### PROBLEM DETAILS
Strip the pictures and reproduce the rest of the listing exactly.

Collected data entries:

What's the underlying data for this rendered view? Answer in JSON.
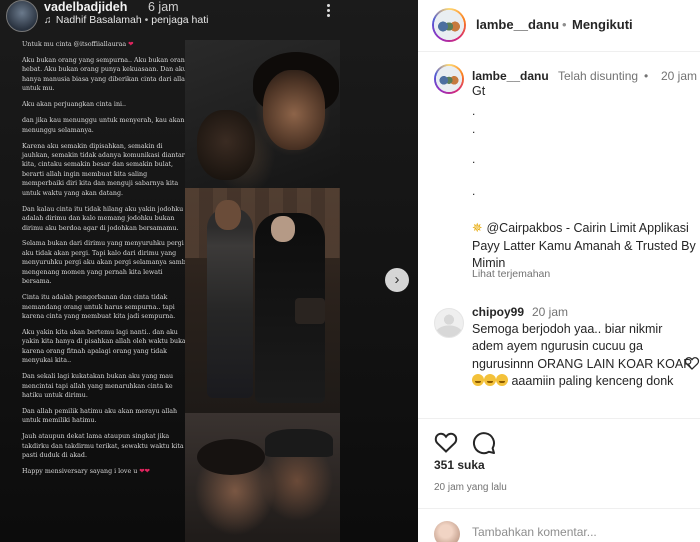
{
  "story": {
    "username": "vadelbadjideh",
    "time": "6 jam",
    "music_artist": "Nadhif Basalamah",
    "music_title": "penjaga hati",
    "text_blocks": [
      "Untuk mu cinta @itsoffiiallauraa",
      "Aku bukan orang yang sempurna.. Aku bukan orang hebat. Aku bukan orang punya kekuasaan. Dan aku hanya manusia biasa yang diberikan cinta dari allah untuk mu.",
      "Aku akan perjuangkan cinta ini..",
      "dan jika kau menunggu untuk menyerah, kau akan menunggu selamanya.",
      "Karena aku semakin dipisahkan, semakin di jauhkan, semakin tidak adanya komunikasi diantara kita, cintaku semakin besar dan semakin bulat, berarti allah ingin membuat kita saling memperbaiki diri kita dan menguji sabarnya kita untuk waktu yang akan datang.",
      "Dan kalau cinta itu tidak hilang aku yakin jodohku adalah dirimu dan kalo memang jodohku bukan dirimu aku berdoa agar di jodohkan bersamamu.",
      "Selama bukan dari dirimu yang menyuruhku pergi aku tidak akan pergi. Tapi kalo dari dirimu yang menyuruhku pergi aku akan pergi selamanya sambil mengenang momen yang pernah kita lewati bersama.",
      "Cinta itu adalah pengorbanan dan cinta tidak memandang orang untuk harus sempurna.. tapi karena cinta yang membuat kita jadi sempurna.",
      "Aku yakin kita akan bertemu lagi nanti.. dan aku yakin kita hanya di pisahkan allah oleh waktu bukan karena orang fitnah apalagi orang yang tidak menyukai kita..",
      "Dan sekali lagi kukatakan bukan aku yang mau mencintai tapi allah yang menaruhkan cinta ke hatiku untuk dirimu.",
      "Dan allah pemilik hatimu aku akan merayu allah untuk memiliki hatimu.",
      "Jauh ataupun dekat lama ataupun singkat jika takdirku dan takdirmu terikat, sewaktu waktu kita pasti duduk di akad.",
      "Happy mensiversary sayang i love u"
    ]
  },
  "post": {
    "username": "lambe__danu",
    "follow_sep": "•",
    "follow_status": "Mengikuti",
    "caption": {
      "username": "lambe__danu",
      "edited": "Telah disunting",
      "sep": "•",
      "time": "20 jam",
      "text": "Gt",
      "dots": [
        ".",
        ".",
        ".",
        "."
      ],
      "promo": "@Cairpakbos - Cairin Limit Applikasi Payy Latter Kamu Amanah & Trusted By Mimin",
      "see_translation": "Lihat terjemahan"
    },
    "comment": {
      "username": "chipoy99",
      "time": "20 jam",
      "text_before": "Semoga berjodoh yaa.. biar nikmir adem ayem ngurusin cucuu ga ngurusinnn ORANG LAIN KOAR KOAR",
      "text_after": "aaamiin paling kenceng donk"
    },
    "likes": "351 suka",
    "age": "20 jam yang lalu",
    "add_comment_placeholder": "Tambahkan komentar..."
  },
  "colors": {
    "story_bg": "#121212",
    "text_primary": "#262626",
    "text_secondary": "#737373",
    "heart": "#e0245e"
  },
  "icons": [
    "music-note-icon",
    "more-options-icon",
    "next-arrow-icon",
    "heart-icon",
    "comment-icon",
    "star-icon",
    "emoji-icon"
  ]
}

### EXPECTED ANSWER
What's the underlying data for this rendered view? Answer in JSON.
{
  "story": {
    "username": "vadelbadjideh",
    "time": "6 jam",
    "music_artist": "Nadhif Basalamah",
    "music_title": "penjaga hati",
    "text_blocks": [
      "Untuk mu cinta @itsoffiiallauraa",
      "Aku bukan orang yang sempurna.. Aku bukan orang hebat. Aku bukan orang punya kekuasaan. Dan aku hanya manusia biasa yang diberikan cinta dari allah untuk mu.",
      "Aku akan perjuangkan cinta ini..",
      "dan jika kau menunggu untuk menyerah, kau akan menunggu selamanya.",
      "Karena aku semakin dipisahkan, semakin di jauhkan, semakin tidak adanya komunikasi diantara kita, cintaku semakin besar dan semakin bulat, berarti allah ingin membuat kita saling memperbaiki diri kita dan menguji sabarnya kita untuk waktu yang akan datang.",
      "Dan kalau cinta itu tidak hilang aku yakin jodohku adalah dirimu dan kalo memang jodohku bukan dirimu aku berdoa agar di jodohkan bersamamu.",
      "Selama bukan dari dirimu yang menyuruhku pergi aku tidak akan pergi. Tapi kalo dari dirimu yang menyuruhku pergi aku akan pergi selamanya sambil mengenang momen yang pernah kita lewati bersama.",
      "Cinta itu adalah pengorbanan dan cinta tidak memandang orang untuk harus sempurna.. tapi karena cinta yang membuat kita jadi sempurna.",
      "Aku yakin kita akan bertemu lagi nanti.. dan aku yakin kita hanya di pisahkan allah oleh waktu bukan karena orang fitnah apalagi orang yang tidak menyukai kita..",
      "Dan sekali lagi kukatakan bukan aku yang mau mencintai tapi allah yang menaruhkan cinta ke hatiku untuk dirimu.",
      "Dan allah pemilik hatimu aku akan merayu allah untuk memiliki hatimu.",
      "Jauh ataupun dekat lama ataupun singkat jika takdirku dan takdirmu terikat, sewaktu waktu kita pasti duduk di akad.",
      "Happy mensiversary sayang i love u"
    ]
  },
  "post": {
    "username": "lambe__danu",
    "follow_sep": "•",
    "follow_status": "Mengikuti",
    "caption": {
      "username": "lambe__danu",
      "edited": "Telah disunting",
      "sep": "•",
      "time": "20 jam",
      "text": "Gt",
      "dots": [
        ".",
        ".",
        ".",
        "."
      ],
      "promo": "@Cairpakbos - Cairin Limit Applikasi Payy Latter Kamu Amanah & Trusted By Mimin",
      "see_translation": "Lihat terjemahan"
    },
    "comment": {
      "username": "chipoy99",
      "time": "20 jam",
      "text_before": "Semoga berjodoh yaa.. biar nikmir adem ayem ngurusin cucuu ga ngurusinnn ORANG LAIN KOAR KOAR",
      "text_after": "aaamiin paling kenceng donk"
    },
    "likes": "351 suka",
    "age": "20 jam yang lalu",
    "add_comment_placeholder": "Tambahkan komentar..."
  },
  "colors": {
    "story_bg": "#121212",
    "text_primary": "#262626",
    "text_secondary": "#737373",
    "heart": "#e0245e"
  },
  "icons": [
    "music-note-icon",
    "more-options-icon",
    "next-arrow-icon",
    "heart-icon",
    "comment-icon",
    "star-icon",
    "emoji-icon"
  ]
}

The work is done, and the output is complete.